• **SELECTED PASSAGE**:
- Promotional artwork of the event
- Promotion: World Wonder Ring Stardom
- Date: March 25, 2026
- City: Tokyo, Japan
- Venue: Shin-Kiba 1st Ring
- Attendance: 284

Event chronology
| ← Previous Cinderella Tournament 2026 | Next → American Dream |

New Blood chronology
| ← Previous New Blood 29 | Next → — |

= Stardom New Blood 30 =

2025 World Wonder Ring Stardom event

Stardom New Blood 30 (スターダム ニュー ブラッド 30, Sutādamu nyū Buraddo 30) was a professional wrestling event promoted by World Wonder Ring Stardom. The event took place on March 25, 2026, in Tokyo, Japan at the Shin-Kiba 1st Ring.

==Production==
===Background===
"New Blood" is a series of events that mainly focus on matches where rookie wrestlers, usually with three or fewer years of in-ring experience, evolve. Besides wrestlers from Stardom, various superstars from multiple promotions of the Japanese independent scene are invited to compete in bouts that are usually going under the stipulation of singles or tag team matches.

• **SUPPLIED MATERIAL**:
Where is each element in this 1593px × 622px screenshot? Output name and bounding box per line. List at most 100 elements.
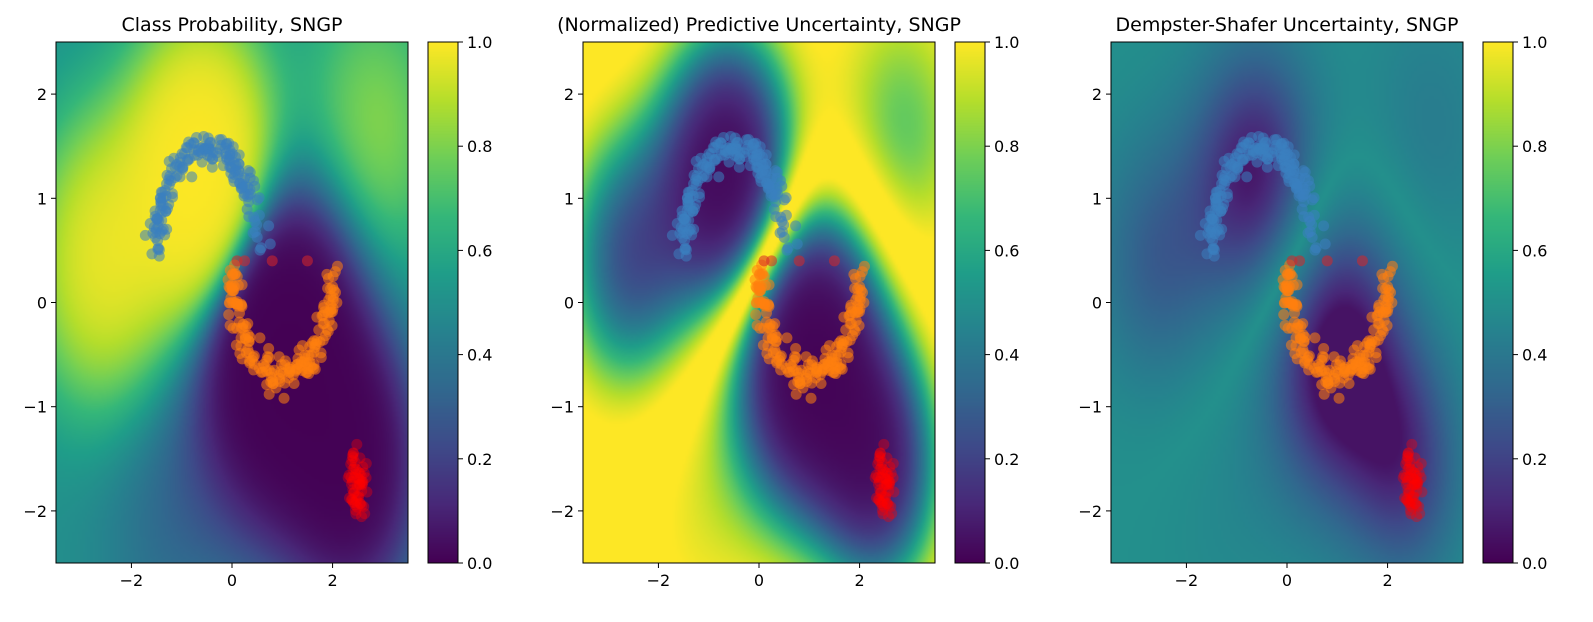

• **REQUEST**:
According to the Stardom New Blood 30 article, how many years of in-ring experience do the rookie wrestlers featured in the "New Blood" series usually have?

• **THE SOLUTION**:
They usually have three or fewer years of in-ring experience.